[BEGIN EXTRACTED RECORDS]

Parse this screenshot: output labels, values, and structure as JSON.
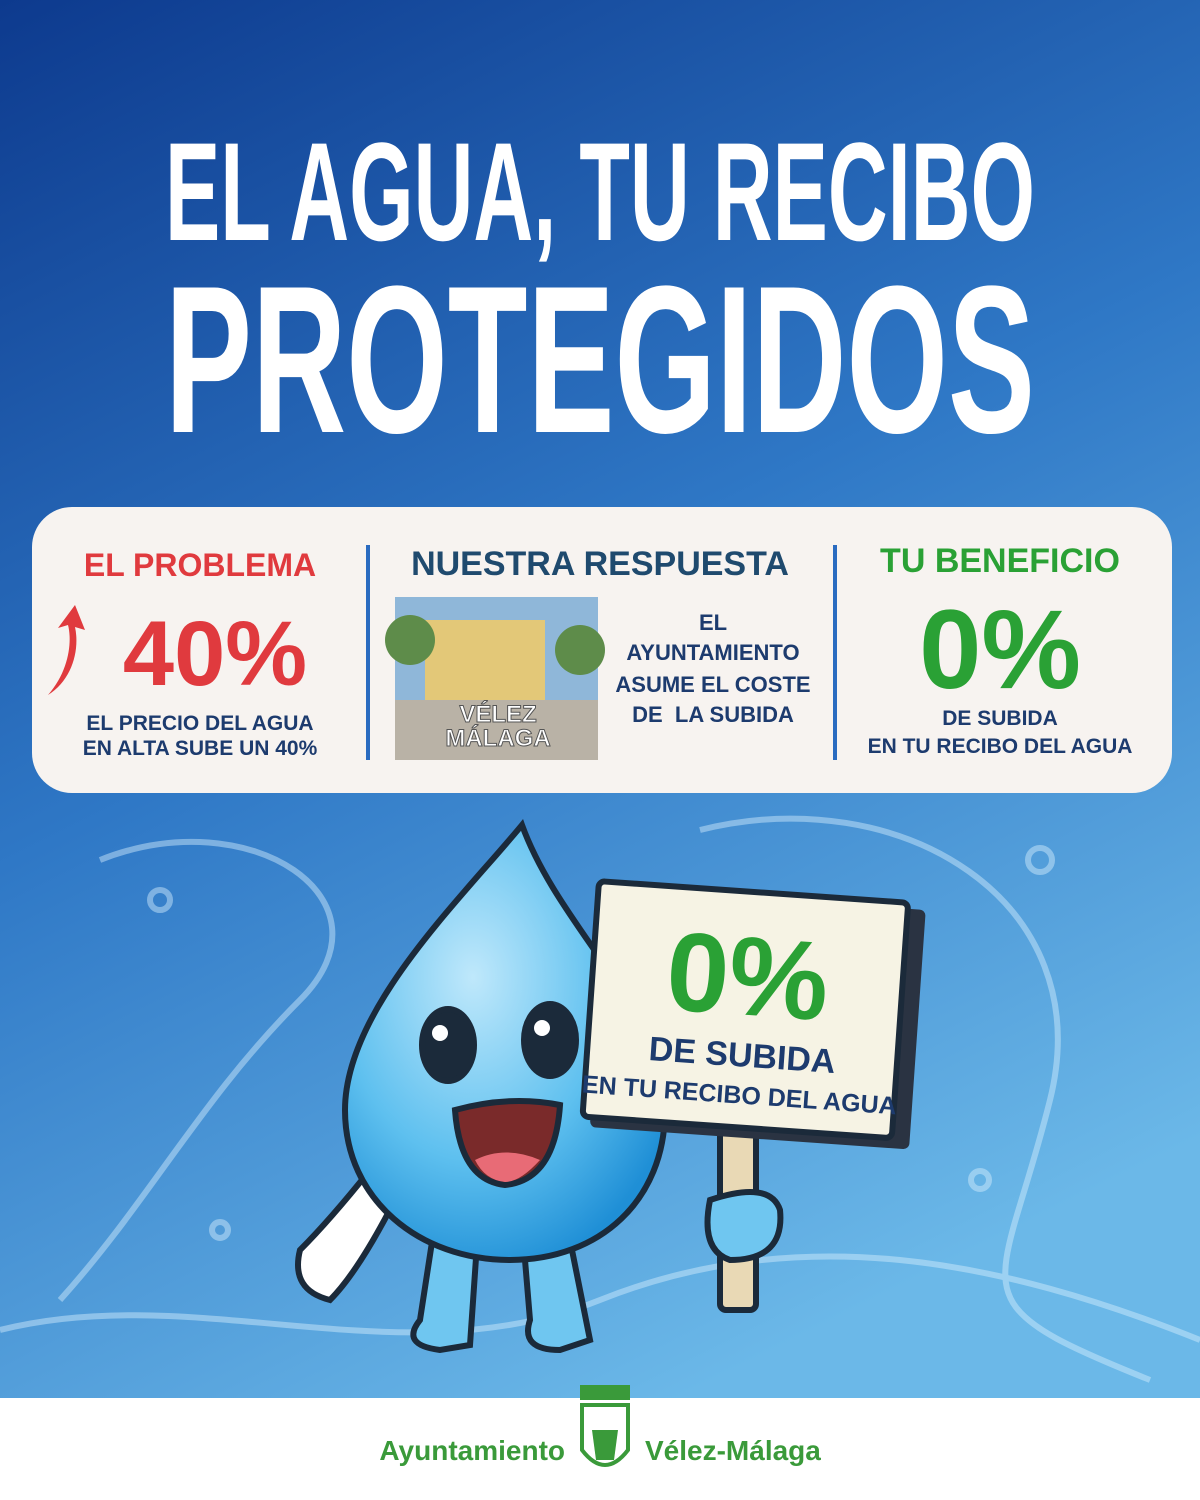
{
  "header": {
    "title_lines": [
      "EL AGUA, TU RECIBO",
      "PROTEGIDOS"
    ]
  },
  "panel": {
    "problem": {
      "heading": "EL PROBLEMA",
      "figure": "40%",
      "caption": [
        "EL PRECIO DEL AGUA",
        "EN ALTA SUBE UN 40%"
      ]
    },
    "response": {
      "heading": "NUESTRA RESPUESTA",
      "image_label": [
        "VÉLEZ",
        "MÁLAGA"
      ],
      "text": [
        "EL",
        "AYUNTAMIENTO",
        "ASUME EL COSTE",
        "DE  LA SUBIDA"
      ]
    },
    "benefit": {
      "heading": "TU BENEFICIO",
      "figure": "0%",
      "caption": [
        "DE SUBIDA",
        "EN TU RECIBO DEL AGUA"
      ]
    }
  },
  "sign": {
    "figure": "0%",
    "lines": [
      "DE SUBIDA",
      "EN TU RECIBO DEL AGUA"
    ]
  },
  "footer": {
    "left": "Ayuntamiento",
    "right": "Vélez-Málaga"
  }
}
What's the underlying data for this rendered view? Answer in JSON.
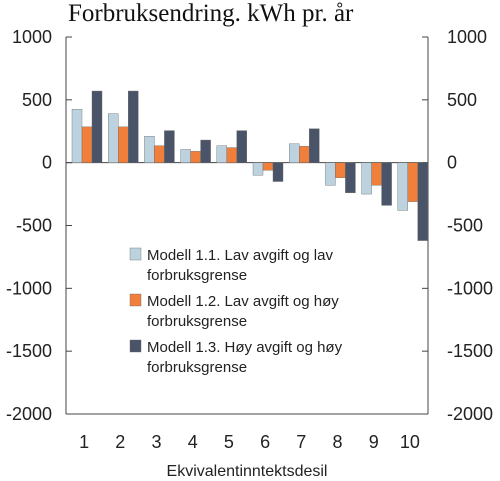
{
  "chart_data": {
    "type": "bar",
    "title": "Forbruksendring. kWh pr. år",
    "xlabel": "Ekvivalentinntektsdesil",
    "ylabel": "",
    "categories": [
      "1",
      "2",
      "3",
      "4",
      "5",
      "6",
      "7",
      "8",
      "9",
      "10"
    ],
    "ylim": [
      -2000,
      1000
    ],
    "yticks": [
      1000,
      500,
      0,
      -500,
      -1000,
      -1500,
      -2000
    ],
    "ytick_labels": [
      "1000",
      "500",
      "0",
      "-500",
      "-1000",
      "-1500",
      "-2000"
    ],
    "grid": false,
    "legend_position": "center-left",
    "series": [
      {
        "name": "Modell 1.1. Lav avgift og lav forbruksgrense",
        "legend_lines": [
          "Modell 1.1. Lav avgift og lav",
          "forbruksgrense"
        ],
        "color": "#bcd3df",
        "values": [
          425,
          390,
          210,
          105,
          135,
          -100,
          150,
          -180,
          -250,
          -380
        ]
      },
      {
        "name": "Modell 1.2. Lav avgift og høy forbruksgrense",
        "legend_lines": [
          "Modell 1.2. Lav avgift og høy",
          "forbruksgrense"
        ],
        "color": "#f07f3c",
        "values": [
          285,
          285,
          135,
          90,
          120,
          -60,
          130,
          -120,
          -180,
          -310
        ]
      },
      {
        "name": "Modell 1.3. Høy avgift og høy forbruksgrense",
        "legend_lines": [
          "Modell 1.3. Høy avgift og høy",
          "forbruksgrense"
        ],
        "color": "#4a5468",
        "values": [
          570,
          570,
          255,
          180,
          255,
          -150,
          270,
          -240,
          -340,
          -620
        ]
      }
    ]
  }
}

[END EXTRACTED RECORDS]

> THE PROBLEM
Check each line of the records above for "left", and copy those that have it.

> FINISHED ANSWER
    "left": "Ayuntamiento",
    "legend_position": "center-left",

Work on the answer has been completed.